> _Exercise_
Scan the lines below; pull out those with "сказала".

Dataset items:
──────────

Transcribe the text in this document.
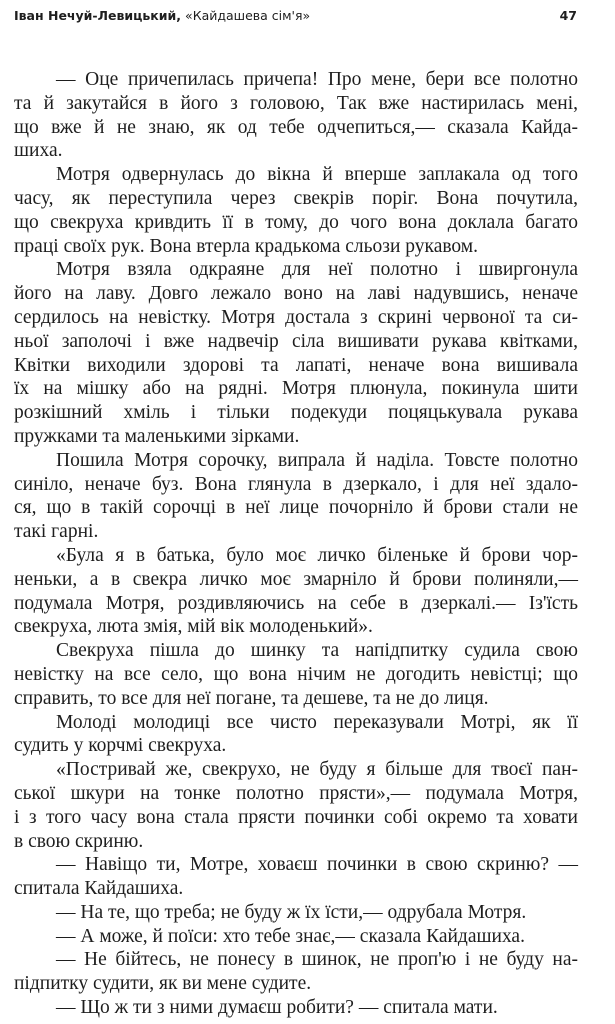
Іван Нечуй-Левицький, «Кайдашева сім'я»	47
— Оце причепилась причепа! Про мене, бери все полотно
та й закутайся в його з головою, Так вже настирилась мені,
що вже й не знаю, як од тебе одчепиться,— сказала Кайда-
шиха.
Мотря одвернулась до вікна й вперше заплакала од того
часу, як переступила через свекрів поріг. Вона почутила,
що свекруха кривдить її в тому, до чого вона доклала багато
праці своїх рук. Вона втерла крадькома сльози рукавом.
Мотря взяла одкраяне для неї полотно і швиргонула
його на лаву. Довго лежало воно на лаві надувшись, неначе
сердилось на невістку. Мотря достала з скрині червоної та си-
ньої заполочі і вже надвечір сіла вишивати рукава квітками,
Квітки виходили здорові та лапаті, неначе вона вишивала
їх на мішку або на рядні. Мотря плюнула, покинула шити
розкішний хміль і тільки подекуди поцяцькувала рукава
пружками та маленькими зірками.
Пошила Мотря сорочку, випрала й наділа. Товсте полотно
синіло, неначе буз. Вона глянула в дзеркало, і для неї здало-
ся, що в такій сорочці в неї лице почорніло й брови стали не
такі гарні.
«Була я в батька, було моє личко біленьке й брови чор-
неньки, а в свекра личко моє змарніло й брови полиняли,—
подумала Мотря, роздивляючись на себе в дзеркалі.— Із'їсть
свекруха, люта змія, мій вік молоденький».
Свекруха пішла до шинку та напідпитку судила свою
невістку на все село, що вона нічим не догодить невістці; що
справить, то все для неї погане, та дешеве, та не до лиця.
Молоді молодиці все чисто переказували Мотрі, як її
судить у корчмі свекруха.
«Постривай же, свекрухо, не буду я більше для твоєї пан-
ської шкури на тонке полотно прясти»,— подумала Мотря,
і з того часу вона стала прясти починки собі окремо та ховати
в свою скриню.
— Навіщо ти, Мотре, ховаєш починки в свою скриню? —
спитала Кайдашиха.
— На те, що треба; не буду ж їх їсти,— одрубала Мотря.
— А може, й поїси: хто тебе знає,— сказала Кайдашиха.
— Не бійтесь, не понесу в шинок, не проп'ю і не буду на-
підпитку судити, як ви мене судите.
— Що ж ти з ними думаєш робити? — спитала мати.
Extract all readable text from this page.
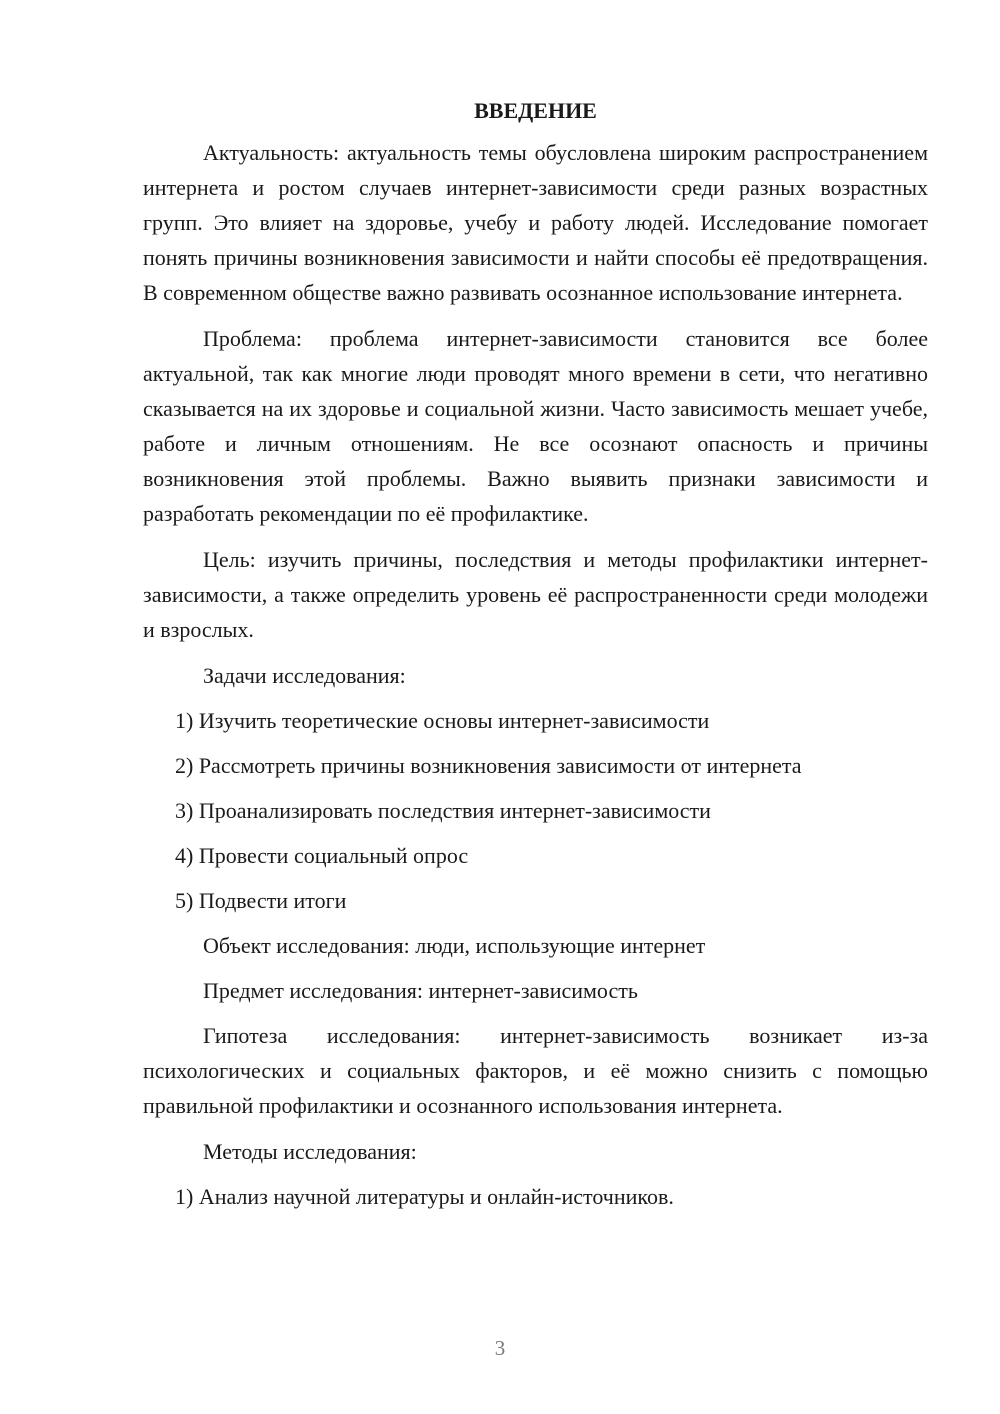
ВВЕДЕНИЕ

Актуальность: актуальность темы обусловлена широким распространением интернета и ростом случаев интернет-зависимости среди разных возрастных групп. Это влияет на здоровье, учебу и работу людей. Исследование помогает понять причины возникновения зависимости и найти способы её предотвращения. В современном обществе важно развивать осознанное использование интернета.

Проблема: проблема интернет-зависимости становится все более актуальной, так как многие люди проводят много времени в сети, что негативно сказывается на их здоровье и социальной жизни. Часто зависимость мешает учебе, работе и личным отношениям. Не все осознают опасность и причины возникновения этой проблемы. Важно выявить признаки зависимости и разработать рекомендации по её профилактике.

Цель: изучить причины, последствия и методы профилактики интернет-зависимости, а также определить уровень её распространенности среди молодежи и взрослых.

Задачи исследования:
1) Изучить теоретические основы интернет-зависимости
2) Рассмотреть причины возникновения зависимости от интернета
3) Проанализировать последствия интернет-зависимости
4) Провести социальный опрос
5) Подвести итоги
Объект исследования: люди, использующие интернет
Предмет исследования: интернет-зависимость

Гипотеза исследования: интернет-зависимость возникает из-за психологических и социальных факторов, и её можно снизить с помощью правильной профилактики и осознанного использования интернета.

Методы исследования:
1) Анализ научной литературы и онлайн-источников.
3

──────────

> _Task output_
що вже й не знаю, як од тебе одчепиться,— сказала Кайда-
— А може, й поїси: хто тебе знає,— сказала Кайдашиха.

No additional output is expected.